### [STATED GOAL A]
Quote the stretch of the entries from their start through the line that contains "- upper-whisker: [328, 170, 330, 257]", both ends included, with every line exactly as it appears.

### [TEXT PROVIDED]
----

In some situations, offenses are considered hybrids of summary and indictable offenses, which are also known as dual-procedure offenses. For these crimes, it is up to the Crown Attorney to decide whether or not the court should treat the charge as a summary or an indictable offense. To decide whether to proceed summarily or by indictment, the Crown will consider such things as:
- the seriousness of the allegations (for example, “sexual assault” can include either touching or full intercourse)
- the accused’s prior criminal record
- the notoriety of the case in the community
- the availability of court resources
- whether the offense is sworn outside the limitation period for a summary conviction
- the complexity of the case
- any other aggravating or mitigating circumstances
Once the Crown elects how the offense will be treated, the rules for one or the other are applied accordingly.
WHAT HAPPENS WHEN THERE ARE MULTIPLE SENTENCES?

----

Items listed in a dataset

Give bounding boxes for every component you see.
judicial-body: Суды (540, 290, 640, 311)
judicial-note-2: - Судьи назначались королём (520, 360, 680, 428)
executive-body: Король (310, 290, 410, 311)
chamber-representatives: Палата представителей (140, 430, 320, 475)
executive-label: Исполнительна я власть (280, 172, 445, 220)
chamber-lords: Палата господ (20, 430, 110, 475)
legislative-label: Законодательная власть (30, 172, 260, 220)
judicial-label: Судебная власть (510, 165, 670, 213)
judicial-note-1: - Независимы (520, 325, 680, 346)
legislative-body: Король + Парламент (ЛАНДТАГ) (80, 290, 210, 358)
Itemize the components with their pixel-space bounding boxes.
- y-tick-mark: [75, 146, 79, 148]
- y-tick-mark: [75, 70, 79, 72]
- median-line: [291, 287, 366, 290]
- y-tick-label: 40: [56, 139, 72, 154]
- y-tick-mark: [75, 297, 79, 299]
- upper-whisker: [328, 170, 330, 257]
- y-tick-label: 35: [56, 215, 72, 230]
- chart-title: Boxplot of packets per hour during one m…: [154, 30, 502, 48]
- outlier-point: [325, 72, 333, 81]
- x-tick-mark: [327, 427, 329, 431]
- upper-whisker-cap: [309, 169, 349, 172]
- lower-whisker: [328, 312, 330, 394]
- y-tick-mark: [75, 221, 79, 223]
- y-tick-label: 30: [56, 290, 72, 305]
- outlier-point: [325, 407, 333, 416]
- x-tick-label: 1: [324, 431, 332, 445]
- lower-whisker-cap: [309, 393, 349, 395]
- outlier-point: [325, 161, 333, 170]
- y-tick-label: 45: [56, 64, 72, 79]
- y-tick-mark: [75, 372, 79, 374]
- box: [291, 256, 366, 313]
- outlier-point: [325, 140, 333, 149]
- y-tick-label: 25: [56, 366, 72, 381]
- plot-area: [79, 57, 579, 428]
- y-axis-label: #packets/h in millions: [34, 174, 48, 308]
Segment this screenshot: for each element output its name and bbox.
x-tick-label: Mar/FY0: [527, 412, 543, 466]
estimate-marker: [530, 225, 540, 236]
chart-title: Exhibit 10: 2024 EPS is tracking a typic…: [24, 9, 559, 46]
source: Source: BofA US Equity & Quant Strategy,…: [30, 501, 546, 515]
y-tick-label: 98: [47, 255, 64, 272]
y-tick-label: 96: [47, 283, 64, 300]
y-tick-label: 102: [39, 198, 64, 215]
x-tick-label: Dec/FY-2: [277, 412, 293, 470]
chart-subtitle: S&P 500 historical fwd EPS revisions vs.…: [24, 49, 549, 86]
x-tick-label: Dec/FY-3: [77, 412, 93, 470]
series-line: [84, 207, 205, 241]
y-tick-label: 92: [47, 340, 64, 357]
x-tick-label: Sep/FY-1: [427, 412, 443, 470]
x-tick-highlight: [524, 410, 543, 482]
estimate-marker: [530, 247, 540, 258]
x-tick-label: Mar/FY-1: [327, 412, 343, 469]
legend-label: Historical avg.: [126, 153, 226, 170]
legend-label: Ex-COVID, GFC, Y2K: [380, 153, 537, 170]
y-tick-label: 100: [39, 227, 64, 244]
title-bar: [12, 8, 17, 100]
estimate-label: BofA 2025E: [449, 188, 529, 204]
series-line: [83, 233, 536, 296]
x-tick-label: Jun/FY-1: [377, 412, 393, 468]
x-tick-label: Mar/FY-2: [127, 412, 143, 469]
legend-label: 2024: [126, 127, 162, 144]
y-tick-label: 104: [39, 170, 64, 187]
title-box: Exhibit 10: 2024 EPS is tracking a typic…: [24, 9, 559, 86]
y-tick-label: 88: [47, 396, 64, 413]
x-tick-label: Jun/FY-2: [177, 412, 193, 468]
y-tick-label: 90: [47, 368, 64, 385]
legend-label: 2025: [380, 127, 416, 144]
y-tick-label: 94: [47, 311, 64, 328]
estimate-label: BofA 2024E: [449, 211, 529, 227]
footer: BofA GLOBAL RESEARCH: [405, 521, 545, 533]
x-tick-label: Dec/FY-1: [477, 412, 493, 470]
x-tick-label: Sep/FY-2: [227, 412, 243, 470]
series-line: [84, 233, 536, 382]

----

### [STATED GOAL B]
Print the full text on hybrid offenses exactly as it appears, word for word.

### [TASK SOLUTION A]
Give bounding boxes for every component you see.
judicial-body: Суды (540, 290, 640, 311)
judicial-note-2: - Судьи назначались королём (520, 360, 680, 428)
executive-body: Король (310, 290, 410, 311)
chamber-representatives: Палата представителей (140, 430, 320, 475)
executive-label: Исполнительна я власть (280, 172, 445, 220)
chamber-lords: Палата господ (20, 430, 110, 475)
legislative-label: Законодательная власть (30, 172, 260, 220)
judicial-label: Судебная власть (510, 165, 670, 213)
judicial-note-1: - Независимы (520, 325, 680, 346)
legislative-body: Король + Парламент (ЛАНДТАГ) (80, 290, 210, 358)
Itemize the components with their pixel-space bounding boxes.
- y-tick-mark: [75, 146, 79, 148]
- y-tick-mark: [75, 70, 79, 72]
- median-line: [291, 287, 366, 290]
- y-tick-label: 40: [56, 139, 72, 154]
- y-tick-mark: [75, 297, 79, 299]
- upper-whisker: [328, 170, 330, 257]

### [TASK SOLUTION B]
In some situations, offenses are considered hybrids of summary and indictable offenses, which are also known as dual-procedure offenses. For these crimes, it is up to the Crown Attorney to decide whether or not the court should treat the charge as a summary or an indictable offense. To decide whether to proceed summarily or by indictment, the Crown will consider such things as:
- the seriousness of the allegations (for example, “sexual assault” can include either touching or full intercourse)
- the accused’s prior criminal record
- the notoriety of the case in the community
- the availability of court resources
- whether the offense is sworn outside the limitation period for a summary conviction
- the complexity of the case
- any other aggravating or mitigating circumstances
Once the Crown elects how the offense will be treated, the rules for one or the other are applied accordingly.
WHAT HAPPENS WHEN THERE ARE MULTIPLE SENTENCES?